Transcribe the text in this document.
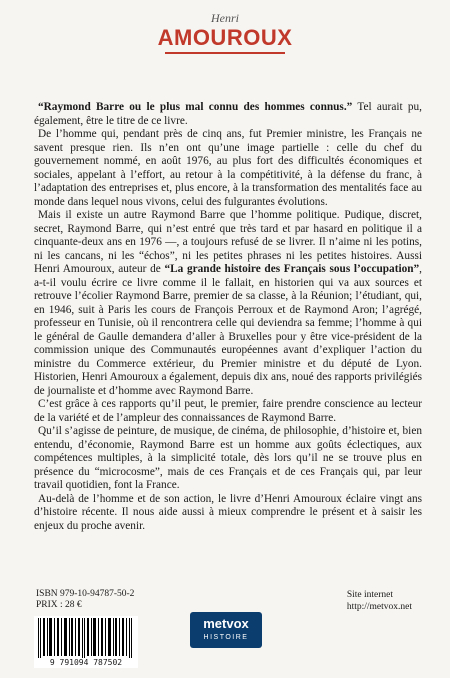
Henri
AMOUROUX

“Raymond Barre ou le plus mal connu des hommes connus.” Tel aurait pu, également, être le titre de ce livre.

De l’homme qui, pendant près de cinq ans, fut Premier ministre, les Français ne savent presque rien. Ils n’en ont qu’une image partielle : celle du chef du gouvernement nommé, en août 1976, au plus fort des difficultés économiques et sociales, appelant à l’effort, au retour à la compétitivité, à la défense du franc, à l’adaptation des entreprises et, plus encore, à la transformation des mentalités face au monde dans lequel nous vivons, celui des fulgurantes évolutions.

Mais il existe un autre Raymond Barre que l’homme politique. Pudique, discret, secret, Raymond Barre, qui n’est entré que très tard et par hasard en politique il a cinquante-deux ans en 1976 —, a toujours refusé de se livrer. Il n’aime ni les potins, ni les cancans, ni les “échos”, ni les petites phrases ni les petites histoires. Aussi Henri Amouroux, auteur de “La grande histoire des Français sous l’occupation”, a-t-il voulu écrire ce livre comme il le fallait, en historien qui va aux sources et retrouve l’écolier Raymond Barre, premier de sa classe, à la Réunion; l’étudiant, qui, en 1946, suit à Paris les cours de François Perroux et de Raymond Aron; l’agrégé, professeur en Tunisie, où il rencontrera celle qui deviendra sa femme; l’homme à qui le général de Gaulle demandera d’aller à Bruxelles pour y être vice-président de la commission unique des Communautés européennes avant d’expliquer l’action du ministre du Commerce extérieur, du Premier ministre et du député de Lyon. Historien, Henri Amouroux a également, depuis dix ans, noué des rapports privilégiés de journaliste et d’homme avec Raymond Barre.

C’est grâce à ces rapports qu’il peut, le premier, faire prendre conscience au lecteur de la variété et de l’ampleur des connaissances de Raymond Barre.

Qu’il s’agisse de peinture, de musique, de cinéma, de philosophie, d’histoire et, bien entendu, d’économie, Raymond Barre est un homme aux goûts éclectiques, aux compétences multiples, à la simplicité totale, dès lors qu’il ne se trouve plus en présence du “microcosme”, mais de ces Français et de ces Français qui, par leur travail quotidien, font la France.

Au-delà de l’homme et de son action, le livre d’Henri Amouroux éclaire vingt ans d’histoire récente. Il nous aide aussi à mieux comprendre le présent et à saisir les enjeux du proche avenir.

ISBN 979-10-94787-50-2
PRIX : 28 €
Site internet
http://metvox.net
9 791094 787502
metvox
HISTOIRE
:::
> _PROBLEM_: Copy every line of the records above that contains "être".

> _TASK RESULT_:
“Raymond Barre ou le plus mal connu des hommes connus.” Tel aurait pu, également, être le titre de ce livre.
Mais il existe un autre Raymond Barre que l’homme politique. Pudique, discret, secret, Raymond Barre, qui n’est entré que très tard et par hasard en politique il a cinquante-deux ans en 1976 —, a toujours refusé de se livrer. Il n’aime ni les potins, ni les cancans, ni les “échos”, ni les petites phrases ni les petites histoires. Aussi Henri Amouroux, auteur de “La grande histoire des Français sous l’occupation”, a-t-il voulu écrire ce livre comme il le fallait, en historien qui va aux sources et retrouve l’écolier Raymond Barre, premier de sa classe, à la Réunion; l’étudiant, qui, en 1946, suit à Paris les cours de François Perroux et de Raymond Aron; l’agrégé, professeur en Tunisie, où il rencontrera celle qui deviendra sa femme; l’homme à qui le général de Gaulle demandera d’aller à Bruxelles pour y être vice-président de la commission unique des Communautés européennes avant d’expliquer l’action du ministre du Commerce extérieur, du Premier ministre et du député de Lyon. Historien, Henri Amouroux a également, depuis dix ans, noué des rapports privilégiés de journaliste et d’homme avec Raymond Barre.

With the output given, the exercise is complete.